Task directions:
List all lines in the material below that contain "ambiente".

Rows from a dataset

# # # # # # #

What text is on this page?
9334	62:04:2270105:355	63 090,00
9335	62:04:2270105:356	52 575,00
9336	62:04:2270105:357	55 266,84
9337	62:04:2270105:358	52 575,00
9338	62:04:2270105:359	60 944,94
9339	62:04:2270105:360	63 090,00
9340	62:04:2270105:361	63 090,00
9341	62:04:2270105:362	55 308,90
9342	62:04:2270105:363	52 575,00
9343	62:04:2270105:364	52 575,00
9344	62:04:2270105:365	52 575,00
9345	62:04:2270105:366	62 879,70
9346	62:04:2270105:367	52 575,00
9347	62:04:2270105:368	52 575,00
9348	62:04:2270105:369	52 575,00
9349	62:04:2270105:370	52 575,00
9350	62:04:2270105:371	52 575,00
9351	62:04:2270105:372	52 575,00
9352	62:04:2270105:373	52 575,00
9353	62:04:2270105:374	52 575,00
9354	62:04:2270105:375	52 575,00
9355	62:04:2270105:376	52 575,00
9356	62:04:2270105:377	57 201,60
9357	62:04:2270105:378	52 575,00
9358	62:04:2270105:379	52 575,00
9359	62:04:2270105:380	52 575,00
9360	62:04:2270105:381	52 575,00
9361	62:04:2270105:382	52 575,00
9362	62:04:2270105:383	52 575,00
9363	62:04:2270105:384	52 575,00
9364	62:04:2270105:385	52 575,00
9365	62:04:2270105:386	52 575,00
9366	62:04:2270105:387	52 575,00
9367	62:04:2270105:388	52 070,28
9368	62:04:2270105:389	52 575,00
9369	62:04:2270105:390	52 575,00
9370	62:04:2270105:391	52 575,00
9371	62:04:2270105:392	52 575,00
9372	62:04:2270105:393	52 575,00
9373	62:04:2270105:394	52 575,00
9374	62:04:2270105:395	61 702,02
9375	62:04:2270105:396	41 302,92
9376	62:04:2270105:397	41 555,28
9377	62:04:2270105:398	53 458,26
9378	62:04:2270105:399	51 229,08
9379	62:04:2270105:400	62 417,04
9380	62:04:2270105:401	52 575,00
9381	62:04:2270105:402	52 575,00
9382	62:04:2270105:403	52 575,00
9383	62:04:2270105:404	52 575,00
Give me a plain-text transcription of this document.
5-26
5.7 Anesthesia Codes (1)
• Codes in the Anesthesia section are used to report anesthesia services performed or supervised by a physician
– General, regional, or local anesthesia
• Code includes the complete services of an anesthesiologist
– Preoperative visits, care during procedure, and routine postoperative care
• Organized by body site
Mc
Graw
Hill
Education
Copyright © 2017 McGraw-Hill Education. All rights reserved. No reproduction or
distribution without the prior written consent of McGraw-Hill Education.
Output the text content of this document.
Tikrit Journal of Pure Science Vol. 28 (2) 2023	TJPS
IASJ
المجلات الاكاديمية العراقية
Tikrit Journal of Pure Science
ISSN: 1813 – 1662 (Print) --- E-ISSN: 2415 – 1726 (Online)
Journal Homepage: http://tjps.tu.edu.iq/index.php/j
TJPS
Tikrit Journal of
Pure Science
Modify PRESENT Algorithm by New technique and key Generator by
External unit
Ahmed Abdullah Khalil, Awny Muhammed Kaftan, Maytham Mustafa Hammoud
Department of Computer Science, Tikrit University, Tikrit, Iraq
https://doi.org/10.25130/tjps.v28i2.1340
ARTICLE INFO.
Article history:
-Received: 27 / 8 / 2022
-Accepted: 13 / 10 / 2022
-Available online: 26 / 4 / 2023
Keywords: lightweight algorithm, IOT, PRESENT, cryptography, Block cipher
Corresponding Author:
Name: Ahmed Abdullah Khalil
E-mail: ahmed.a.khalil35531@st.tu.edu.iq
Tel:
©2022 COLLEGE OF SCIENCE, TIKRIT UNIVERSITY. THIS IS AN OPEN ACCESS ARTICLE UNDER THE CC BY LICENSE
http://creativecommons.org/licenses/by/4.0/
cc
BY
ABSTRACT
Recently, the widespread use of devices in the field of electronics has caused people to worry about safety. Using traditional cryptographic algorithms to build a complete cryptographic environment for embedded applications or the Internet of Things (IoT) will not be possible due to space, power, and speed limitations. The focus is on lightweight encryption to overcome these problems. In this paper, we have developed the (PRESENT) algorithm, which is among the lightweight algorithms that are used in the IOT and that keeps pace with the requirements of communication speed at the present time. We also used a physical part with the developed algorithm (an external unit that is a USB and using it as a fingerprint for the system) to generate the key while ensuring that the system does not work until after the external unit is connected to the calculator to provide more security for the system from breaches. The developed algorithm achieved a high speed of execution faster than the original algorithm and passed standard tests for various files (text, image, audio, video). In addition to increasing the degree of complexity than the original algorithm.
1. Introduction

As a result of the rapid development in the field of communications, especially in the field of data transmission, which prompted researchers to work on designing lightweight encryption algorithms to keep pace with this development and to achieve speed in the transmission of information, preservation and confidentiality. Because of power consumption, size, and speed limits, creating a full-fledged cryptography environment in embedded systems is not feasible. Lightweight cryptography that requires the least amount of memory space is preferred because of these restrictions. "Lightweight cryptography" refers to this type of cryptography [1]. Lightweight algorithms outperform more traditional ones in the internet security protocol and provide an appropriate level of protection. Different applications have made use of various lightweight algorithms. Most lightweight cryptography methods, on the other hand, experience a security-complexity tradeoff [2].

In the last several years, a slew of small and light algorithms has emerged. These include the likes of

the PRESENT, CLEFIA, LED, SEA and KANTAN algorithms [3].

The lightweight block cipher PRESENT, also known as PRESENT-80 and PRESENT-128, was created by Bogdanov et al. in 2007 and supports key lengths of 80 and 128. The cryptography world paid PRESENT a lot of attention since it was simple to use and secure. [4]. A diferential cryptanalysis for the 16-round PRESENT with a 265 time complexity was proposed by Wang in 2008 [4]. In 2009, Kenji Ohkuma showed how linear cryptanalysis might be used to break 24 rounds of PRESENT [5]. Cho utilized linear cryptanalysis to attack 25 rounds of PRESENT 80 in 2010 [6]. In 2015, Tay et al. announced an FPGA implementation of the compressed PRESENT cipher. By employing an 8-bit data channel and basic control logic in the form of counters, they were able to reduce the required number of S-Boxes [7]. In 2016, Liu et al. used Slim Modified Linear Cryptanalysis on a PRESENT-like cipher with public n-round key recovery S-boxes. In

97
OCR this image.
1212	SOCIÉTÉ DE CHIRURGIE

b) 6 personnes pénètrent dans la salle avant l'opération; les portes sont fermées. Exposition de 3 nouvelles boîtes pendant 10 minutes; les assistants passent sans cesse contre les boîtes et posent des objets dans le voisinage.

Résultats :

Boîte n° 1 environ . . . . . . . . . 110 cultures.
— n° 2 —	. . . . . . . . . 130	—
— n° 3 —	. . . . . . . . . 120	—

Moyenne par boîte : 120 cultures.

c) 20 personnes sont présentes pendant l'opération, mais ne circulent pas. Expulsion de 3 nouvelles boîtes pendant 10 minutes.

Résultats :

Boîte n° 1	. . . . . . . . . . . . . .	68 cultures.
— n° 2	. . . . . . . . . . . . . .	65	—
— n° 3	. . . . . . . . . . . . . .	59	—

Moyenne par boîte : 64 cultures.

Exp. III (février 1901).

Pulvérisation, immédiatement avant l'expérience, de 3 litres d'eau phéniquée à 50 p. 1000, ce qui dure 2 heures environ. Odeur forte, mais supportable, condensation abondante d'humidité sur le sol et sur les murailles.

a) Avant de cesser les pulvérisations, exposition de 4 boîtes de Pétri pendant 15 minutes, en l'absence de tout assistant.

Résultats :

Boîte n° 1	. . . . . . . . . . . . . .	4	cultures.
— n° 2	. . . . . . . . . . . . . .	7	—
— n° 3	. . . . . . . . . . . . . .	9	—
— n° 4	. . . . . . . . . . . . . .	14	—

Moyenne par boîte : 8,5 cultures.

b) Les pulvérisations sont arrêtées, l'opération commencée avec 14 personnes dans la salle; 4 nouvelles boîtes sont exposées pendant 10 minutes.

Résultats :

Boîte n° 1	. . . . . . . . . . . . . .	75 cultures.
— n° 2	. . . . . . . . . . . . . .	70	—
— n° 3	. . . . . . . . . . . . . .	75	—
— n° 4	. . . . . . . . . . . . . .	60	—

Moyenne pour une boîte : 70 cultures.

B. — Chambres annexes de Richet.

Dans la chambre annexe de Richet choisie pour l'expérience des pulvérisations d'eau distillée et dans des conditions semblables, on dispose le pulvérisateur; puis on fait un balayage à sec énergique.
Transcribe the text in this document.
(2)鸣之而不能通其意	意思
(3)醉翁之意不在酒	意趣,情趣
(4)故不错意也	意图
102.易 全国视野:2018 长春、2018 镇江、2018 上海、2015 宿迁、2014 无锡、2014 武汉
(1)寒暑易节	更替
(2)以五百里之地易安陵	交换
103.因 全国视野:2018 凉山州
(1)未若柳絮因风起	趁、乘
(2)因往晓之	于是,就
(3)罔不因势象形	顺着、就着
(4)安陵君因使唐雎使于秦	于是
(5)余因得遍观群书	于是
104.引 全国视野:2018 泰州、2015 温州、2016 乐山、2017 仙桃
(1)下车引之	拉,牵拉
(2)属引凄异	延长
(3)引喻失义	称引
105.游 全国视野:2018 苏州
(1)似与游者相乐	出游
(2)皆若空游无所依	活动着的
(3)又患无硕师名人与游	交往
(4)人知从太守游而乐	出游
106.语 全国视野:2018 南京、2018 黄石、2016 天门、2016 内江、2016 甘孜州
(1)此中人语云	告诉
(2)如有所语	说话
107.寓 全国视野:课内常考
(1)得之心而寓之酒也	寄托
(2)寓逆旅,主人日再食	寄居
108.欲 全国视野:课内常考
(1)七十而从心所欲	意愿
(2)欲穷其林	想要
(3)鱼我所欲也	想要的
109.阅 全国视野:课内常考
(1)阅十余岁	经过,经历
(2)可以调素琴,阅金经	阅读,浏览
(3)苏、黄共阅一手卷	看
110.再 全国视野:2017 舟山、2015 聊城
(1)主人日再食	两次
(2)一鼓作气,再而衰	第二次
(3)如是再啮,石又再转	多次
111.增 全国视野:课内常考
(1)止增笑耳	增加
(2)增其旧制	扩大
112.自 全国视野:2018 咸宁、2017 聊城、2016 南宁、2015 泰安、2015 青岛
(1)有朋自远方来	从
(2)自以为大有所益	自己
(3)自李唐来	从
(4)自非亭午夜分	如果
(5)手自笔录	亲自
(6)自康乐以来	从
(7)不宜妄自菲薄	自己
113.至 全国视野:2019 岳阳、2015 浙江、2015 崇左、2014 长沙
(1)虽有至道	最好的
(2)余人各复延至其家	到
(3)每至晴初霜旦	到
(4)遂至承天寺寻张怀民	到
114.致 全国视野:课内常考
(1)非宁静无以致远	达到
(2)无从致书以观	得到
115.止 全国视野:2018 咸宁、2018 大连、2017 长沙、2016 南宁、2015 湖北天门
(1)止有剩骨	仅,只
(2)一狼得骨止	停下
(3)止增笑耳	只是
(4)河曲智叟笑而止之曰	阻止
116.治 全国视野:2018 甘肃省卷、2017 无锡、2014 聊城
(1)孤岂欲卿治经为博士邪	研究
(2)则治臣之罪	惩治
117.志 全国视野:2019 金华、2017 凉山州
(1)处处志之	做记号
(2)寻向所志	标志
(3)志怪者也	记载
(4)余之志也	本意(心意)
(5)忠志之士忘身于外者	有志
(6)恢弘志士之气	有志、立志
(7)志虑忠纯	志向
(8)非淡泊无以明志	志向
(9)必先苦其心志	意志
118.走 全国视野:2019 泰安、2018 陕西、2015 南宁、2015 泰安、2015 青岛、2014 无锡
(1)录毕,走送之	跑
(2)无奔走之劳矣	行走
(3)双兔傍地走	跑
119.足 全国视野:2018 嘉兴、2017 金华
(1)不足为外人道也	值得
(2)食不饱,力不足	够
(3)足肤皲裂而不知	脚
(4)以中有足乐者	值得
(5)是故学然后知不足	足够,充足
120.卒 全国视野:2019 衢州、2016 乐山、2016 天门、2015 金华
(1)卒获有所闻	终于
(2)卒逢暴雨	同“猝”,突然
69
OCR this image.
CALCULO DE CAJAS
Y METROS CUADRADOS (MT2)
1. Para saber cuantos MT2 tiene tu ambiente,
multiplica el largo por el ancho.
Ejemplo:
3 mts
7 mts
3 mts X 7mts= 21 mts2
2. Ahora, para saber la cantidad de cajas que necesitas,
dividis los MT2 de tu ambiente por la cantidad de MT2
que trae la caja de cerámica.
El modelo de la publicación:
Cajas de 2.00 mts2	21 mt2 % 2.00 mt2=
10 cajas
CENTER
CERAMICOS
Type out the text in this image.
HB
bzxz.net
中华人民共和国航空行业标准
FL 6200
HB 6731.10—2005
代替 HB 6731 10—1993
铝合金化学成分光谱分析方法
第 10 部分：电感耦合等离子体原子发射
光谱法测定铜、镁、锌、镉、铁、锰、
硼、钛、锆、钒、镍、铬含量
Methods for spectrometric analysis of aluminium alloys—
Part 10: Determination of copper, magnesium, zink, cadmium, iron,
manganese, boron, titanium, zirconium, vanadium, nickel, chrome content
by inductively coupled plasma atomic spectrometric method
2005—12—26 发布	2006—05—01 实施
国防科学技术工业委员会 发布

# # # # # # #

Written answer:
1. Para saber cuantos MT2 tiene tu ambiente,
dividis los MT2 de tu ambiente por la cantidad de MT2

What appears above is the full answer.